Extracted information
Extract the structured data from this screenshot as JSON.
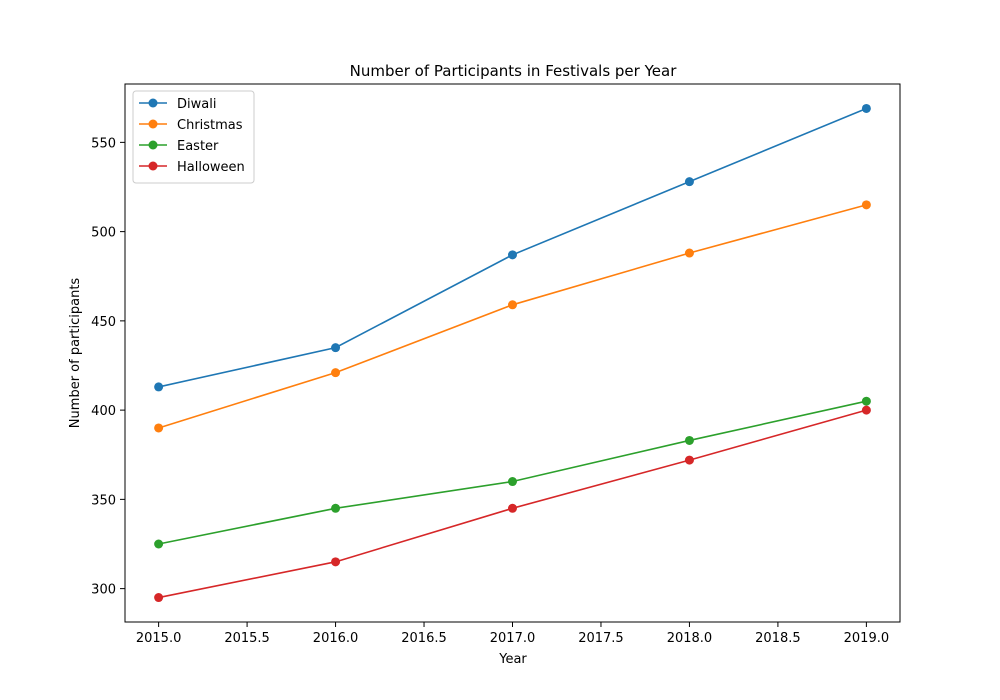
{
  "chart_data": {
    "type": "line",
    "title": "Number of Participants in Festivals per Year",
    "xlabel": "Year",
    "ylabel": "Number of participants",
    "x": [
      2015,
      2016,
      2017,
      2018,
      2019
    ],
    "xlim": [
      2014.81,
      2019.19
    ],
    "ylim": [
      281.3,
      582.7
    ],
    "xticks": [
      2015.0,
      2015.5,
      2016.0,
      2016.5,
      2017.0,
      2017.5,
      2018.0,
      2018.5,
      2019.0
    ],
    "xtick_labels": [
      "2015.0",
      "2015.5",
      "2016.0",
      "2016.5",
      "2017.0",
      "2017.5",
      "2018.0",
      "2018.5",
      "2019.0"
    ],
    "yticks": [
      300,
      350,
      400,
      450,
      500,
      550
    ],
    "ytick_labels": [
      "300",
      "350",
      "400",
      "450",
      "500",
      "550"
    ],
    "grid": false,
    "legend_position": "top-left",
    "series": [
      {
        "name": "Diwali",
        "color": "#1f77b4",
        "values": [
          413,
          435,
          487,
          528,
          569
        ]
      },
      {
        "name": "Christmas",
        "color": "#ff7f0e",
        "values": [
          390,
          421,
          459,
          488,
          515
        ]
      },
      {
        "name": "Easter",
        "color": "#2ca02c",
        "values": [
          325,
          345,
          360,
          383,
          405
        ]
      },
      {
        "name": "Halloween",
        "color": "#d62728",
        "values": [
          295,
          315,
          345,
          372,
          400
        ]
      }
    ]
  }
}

Prompt
Locate each line containing the string "Number" and show it.

Problem solution
    "title": "Number of Participants in Festivals per Year",
    "ylabel": "Number of participants",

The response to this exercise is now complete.